- [Exercise directions] Leave out the pictures and copy everything else in the entries exactly.

Excerpts from a figure dataset
---------------

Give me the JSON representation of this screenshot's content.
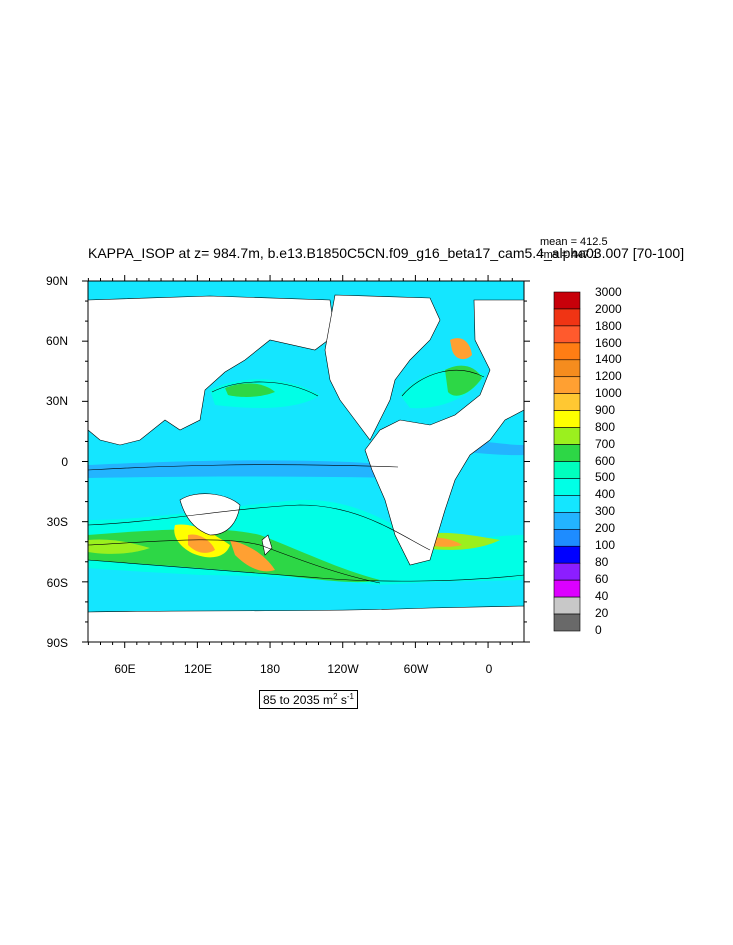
{
  "title": "KAPPA_ISOP at z= 984.7m, b.e13.B1850C5CN.f09_g16_beta17_cam5.4_alpha03.007 [70-100]",
  "stats": {
    "mean": "mean = 412.5",
    "rms": "rms = 447.1"
  },
  "units": {
    "range": "85 to 2035 m",
    "sup1": "2",
    "mid": " s",
    "sup2": "-1"
  },
  "lat_labels": [
    "90N",
    "60N",
    "30N",
    "0",
    "30S",
    "60S",
    "90S"
  ],
  "lon_labels": [
    "60E",
    "120E",
    "180",
    "120W",
    "60W",
    "0"
  ],
  "colorbar": {
    "levels": [
      "3000",
      "2000",
      "1800",
      "1600",
      "1400",
      "1200",
      "1000",
      "900",
      "800",
      "700",
      "600",
      "500",
      "400",
      "300",
      "200",
      "100",
      "80",
      "60",
      "40",
      "20",
      "0"
    ],
    "colors": [
      "#c8000a",
      "#f03414",
      "#ff5a2d",
      "#ff7d14",
      "#f58c1e",
      "#ffa032",
      "#ffc832",
      "#ffff00",
      "#9bf01e",
      "#2dd746",
      "#00ffbe",
      "#00ffe6",
      "#14e6ff",
      "#23b4ff",
      "#1e8cff",
      "#0000ff",
      "#8c1eff",
      "#dc00ff",
      "#c8c8c8",
      "#696969"
    ]
  },
  "colors": {
    "ocean_base": "#14e6ff",
    "land": "#ffffff"
  }
}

---------------

- [Task answer]
Give me the JSON representation of this screenshot's content.
{
  "title": "KAPPA_ISOP at z= 984.7m, b.e13.B1850C5CN.f09_g16_beta17_cam5.4_alpha03.007 [70-100]",
  "stats": {
    "mean": "mean = 412.5",
    "rms": "rms = 447.1"
  },
  "units": {
    "range": "85 to 2035 m",
    "sup1": "2",
    "mid": " s",
    "sup2": "-1"
  },
  "lat_labels": [
    "90N",
    "60N",
    "30N",
    "0",
    "30S",
    "60S",
    "90S"
  ],
  "lon_labels": [
    "60E",
    "120E",
    "180",
    "120W",
    "60W",
    "0"
  ],
  "colorbar": {
    "levels": [
      "3000",
      "2000",
      "1800",
      "1600",
      "1400",
      "1200",
      "1000",
      "900",
      "800",
      "700",
      "600",
      "500",
      "400",
      "300",
      "200",
      "100",
      "80",
      "60",
      "40",
      "20",
      "0"
    ],
    "colors": [
      "#c8000a",
      "#f03414",
      "#ff5a2d",
      "#ff7d14",
      "#f58c1e",
      "#ffa032",
      "#ffc832",
      "#ffff00",
      "#9bf01e",
      "#2dd746",
      "#00ffbe",
      "#00ffe6",
      "#14e6ff",
      "#23b4ff",
      "#1e8cff",
      "#0000ff",
      "#8c1eff",
      "#dc00ff",
      "#c8c8c8",
      "#696969"
    ]
  },
  "colors": {
    "ocean_base": "#14e6ff",
    "land": "#ffffff"
  }
}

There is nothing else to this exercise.